* WHAT THE EXERCISE ASKS
Convert the rows into a Markdown table with the columns No. and Row. Begin at the first row, stop after the row containing "point (441, 306, 451, 316)", number each one, and leave out blank lines.

* THE RECORDS
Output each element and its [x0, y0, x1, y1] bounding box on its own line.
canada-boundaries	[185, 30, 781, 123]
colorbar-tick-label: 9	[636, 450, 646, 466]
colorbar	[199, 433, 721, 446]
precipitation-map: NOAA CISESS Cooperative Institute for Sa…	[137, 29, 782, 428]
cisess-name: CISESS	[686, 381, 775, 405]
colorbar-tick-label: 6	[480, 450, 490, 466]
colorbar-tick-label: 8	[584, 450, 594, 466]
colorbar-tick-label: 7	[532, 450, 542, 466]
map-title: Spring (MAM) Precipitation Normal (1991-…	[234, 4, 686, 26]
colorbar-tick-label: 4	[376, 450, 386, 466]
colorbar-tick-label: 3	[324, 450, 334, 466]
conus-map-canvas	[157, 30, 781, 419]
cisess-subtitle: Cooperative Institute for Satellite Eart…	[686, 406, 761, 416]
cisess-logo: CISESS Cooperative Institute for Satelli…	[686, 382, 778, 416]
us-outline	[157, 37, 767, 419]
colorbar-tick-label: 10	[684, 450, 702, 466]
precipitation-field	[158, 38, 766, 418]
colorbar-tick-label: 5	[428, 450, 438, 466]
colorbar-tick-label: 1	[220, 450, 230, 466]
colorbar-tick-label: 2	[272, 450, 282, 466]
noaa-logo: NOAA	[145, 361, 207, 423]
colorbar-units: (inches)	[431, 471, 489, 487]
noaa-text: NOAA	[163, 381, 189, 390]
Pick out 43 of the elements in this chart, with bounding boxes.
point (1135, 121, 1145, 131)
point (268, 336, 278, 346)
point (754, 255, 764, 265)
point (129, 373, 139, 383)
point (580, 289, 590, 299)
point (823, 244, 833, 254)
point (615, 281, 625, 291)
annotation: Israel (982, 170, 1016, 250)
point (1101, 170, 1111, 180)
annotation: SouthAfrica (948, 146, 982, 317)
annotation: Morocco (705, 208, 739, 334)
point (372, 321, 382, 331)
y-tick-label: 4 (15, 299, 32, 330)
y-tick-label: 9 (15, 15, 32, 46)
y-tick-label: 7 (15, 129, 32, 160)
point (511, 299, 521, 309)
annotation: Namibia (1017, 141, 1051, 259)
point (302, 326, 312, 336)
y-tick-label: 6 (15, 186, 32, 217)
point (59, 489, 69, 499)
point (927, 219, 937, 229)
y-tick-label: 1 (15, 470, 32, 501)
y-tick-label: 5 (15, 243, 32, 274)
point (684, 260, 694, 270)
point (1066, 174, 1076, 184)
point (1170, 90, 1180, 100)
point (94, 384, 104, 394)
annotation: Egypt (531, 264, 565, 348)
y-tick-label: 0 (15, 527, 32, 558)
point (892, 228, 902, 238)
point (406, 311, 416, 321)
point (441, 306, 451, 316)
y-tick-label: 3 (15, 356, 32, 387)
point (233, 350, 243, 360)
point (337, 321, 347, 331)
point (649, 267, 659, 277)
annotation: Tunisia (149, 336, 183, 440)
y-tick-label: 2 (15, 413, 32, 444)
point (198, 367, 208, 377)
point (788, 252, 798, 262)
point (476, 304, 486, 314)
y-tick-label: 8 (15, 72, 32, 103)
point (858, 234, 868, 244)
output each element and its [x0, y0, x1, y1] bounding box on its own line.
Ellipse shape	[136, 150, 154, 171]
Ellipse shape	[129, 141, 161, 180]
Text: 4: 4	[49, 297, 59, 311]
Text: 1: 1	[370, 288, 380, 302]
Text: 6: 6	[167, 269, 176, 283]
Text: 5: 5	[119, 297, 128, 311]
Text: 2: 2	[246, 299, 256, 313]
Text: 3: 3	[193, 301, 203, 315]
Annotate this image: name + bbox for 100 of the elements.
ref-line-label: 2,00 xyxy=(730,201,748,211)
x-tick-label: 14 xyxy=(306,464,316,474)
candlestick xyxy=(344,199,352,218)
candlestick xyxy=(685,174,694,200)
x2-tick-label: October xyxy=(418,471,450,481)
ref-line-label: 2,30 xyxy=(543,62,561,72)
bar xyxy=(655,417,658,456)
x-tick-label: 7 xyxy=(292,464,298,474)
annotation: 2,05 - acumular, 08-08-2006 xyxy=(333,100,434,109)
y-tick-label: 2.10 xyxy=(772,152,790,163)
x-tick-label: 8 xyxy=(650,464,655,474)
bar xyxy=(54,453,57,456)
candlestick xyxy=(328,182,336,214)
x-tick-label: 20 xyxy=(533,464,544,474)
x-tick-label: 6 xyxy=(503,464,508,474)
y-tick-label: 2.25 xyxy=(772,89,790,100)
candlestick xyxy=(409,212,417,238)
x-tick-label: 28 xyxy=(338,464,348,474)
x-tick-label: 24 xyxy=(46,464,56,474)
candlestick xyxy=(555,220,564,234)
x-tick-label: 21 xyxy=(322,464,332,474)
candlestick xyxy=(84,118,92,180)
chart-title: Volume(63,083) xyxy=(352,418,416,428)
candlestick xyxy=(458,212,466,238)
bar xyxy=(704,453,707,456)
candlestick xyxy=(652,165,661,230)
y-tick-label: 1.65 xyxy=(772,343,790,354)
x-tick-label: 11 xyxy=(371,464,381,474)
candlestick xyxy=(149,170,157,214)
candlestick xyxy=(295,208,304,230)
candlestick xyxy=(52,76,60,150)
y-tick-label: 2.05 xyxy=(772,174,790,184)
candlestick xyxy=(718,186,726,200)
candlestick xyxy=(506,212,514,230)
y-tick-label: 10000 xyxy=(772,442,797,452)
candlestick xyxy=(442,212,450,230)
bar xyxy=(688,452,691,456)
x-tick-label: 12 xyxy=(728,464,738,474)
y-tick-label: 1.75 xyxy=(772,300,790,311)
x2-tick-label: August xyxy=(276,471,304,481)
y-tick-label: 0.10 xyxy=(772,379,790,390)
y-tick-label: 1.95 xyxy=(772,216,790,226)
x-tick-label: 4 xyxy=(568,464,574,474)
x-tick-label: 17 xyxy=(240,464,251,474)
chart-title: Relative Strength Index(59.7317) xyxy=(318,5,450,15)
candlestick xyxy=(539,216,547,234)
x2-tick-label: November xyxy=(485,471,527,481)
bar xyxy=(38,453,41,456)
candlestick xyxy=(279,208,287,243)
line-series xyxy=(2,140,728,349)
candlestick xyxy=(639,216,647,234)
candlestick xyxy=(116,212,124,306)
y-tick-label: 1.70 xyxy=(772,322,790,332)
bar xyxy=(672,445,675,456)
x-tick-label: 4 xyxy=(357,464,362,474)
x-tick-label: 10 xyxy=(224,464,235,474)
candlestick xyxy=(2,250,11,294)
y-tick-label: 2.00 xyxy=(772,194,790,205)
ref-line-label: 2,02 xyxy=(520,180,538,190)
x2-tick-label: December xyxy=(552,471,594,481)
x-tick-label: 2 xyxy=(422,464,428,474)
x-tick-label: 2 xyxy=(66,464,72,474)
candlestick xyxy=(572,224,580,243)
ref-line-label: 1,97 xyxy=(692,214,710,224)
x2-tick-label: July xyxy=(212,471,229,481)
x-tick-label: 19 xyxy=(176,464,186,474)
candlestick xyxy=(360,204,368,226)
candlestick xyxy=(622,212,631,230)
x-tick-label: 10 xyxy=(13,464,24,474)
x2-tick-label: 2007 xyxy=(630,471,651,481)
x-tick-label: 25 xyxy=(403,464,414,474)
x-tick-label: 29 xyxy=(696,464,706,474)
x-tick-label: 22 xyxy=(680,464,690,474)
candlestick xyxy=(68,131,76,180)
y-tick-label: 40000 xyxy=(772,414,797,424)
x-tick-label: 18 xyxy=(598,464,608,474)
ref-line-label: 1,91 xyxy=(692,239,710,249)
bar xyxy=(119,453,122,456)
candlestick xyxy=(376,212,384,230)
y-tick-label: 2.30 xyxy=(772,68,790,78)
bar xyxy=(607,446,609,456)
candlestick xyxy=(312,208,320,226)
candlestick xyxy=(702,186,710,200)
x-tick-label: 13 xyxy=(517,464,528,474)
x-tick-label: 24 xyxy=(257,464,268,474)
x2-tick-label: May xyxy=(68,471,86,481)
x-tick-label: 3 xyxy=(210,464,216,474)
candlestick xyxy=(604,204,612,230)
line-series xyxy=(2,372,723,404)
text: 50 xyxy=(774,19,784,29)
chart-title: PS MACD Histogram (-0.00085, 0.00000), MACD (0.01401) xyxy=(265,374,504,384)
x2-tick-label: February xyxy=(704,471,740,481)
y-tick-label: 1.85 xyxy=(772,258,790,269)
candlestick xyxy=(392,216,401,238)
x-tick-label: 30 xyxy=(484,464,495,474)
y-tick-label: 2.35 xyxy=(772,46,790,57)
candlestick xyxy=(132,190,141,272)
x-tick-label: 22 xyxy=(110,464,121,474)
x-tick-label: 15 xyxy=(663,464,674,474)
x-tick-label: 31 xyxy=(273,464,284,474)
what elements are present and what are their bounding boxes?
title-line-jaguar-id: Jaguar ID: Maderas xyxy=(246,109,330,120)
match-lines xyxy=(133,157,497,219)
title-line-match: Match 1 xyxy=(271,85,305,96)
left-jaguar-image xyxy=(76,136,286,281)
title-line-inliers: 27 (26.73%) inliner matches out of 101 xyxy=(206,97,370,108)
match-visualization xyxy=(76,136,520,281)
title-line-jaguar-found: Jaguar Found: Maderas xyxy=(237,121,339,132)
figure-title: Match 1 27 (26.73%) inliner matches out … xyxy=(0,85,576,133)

* EXERCISE ANSWER
| No. | Row |
|---|---|
| 1 | Output each element and its [x0, y0, x1, y1] bounding box on its own line. |
| 2 | canada-boundaries	[185, 30, 781, 123] |
| 3 | colorbar-tick-label: 9	[636, 450, 646, 466] |
| 4 | colorbar	[199, 433, 721, 446] |
| 5 | precipitation-map: NOAA CISESS Cooperative Institute for Sa…	[137, 29, 782, 428] |
| 6 | cisess-name: CISESS	[686, 381, 775, 405] |
| 7 | colorbar-tick-label: 6	[480, 450, 490, 466] |
| 8 | colorbar-tick-label: 8	[584, 450, 594, 466] |
| 9 | colorbar-tick-label: 7	[532, 450, 542, 466] |
| 10 | map-title: Spring (MAM) Precipitation Normal (1991-…	[234, 4, 686, 26] |
| 11 | colorbar-tick-label: 4	[376, 450, 386, 466] |
| 12 | colorbar-tick-label: 3	[324, 450, 334, 466] |
| 13 | conus-map-canvas	[157, 30, 781, 419] |
| 14 | cisess-subtitle: Cooperative Institute for Satellite Eart…	[686, 406, 761, 416] |
| 15 | cisess-logo: CISESS Cooperative Institute for Satelli…	[686, 382, 778, 416] |
| 16 | us-outline	[157, 37, 767, 419] |
| 17 | colorbar-tick-label: 10	[684, 450, 702, 466] |
| 18 | precipitation-field	[158, 38, 766, 418] |
| 19 | colorbar-tick-label: 5	[428, 450, 438, 466] |
| 20 | colorbar-tick-label: 1	[220, 450, 230, 466] |
| 21 | colorbar-tick-label: 2	[272, 450, 282, 466] |
| 22 | noaa-logo: NOAA	[145, 361, 207, 423] |
| 23 | colorbar-units: (inches)	[431, 471, 489, 487] |
| 24 | noaa-text: NOAA	[163, 381, 189, 390] |
| 25 | Pick out 43 of the elements in this chart, with bounding boxes. |
| 26 | point (1135, 121, 1145, 131) |
| 27 | point (268, 336, 278, 346) |
| 28 | point (754, 255, 764, 265) |
| 29 | point (129, 373, 139, 383) |
| 30 | point (580, 289, 590, 299) |
| 31 | point (823, 244, 833, 254) |
| 32 | point (615, 281, 625, 291) |
| 33 | annotation: Israel (982, 170, 1016, 250) |
| 34 | point (1101, 170, 1111, 180) |
| 35 | annotation: SouthAfrica (948, 146, 982, 317) |
| 36 | annotation: Morocco (705, 208, 739, 334) |
| 37 | point (372, 321, 382, 331) |
| 38 | y-tick-label: 4 (15, 299, 32, 330) |
| 39 | y-tick-label: 9 (15, 15, 32, 46) |
| 40 | y-tick-label: 7 (15, 129, 32, 160) |
| 41 | point (511, 299, 521, 309) |
| 42 | annotation: Namibia (1017, 141, 1051, 259) |
| 43 | point (302, 326, 312, 336) |
| 44 | y-tick-label: 6 (15, 186, 32, 217) |
| 45 | point (59, 489, 69, 499) |
| 46 | point (927, 219, 937, 229) |
| 47 | y-tick-label: 1 (15, 470, 32, 501) |
| 48 | y-tick-label: 5 (15, 243, 32, 274) |
| 49 | point (684, 260, 694, 270) |
| 50 | point (1066, 174, 1076, 184) |
| 51 | point (1170, 90, 1180, 100) |
| 52 | point (94, 384, 104, 394) |
| 53 | annotation: Egypt (531, 264, 565, 348) |
| 54 | y-tick-label: 0 (15, 527, 32, 558) |
| 55 | point (892, 228, 902, 238) |
| 56 | point (406, 311, 416, 321) |
| 57 | point (441, 306, 451, 316) |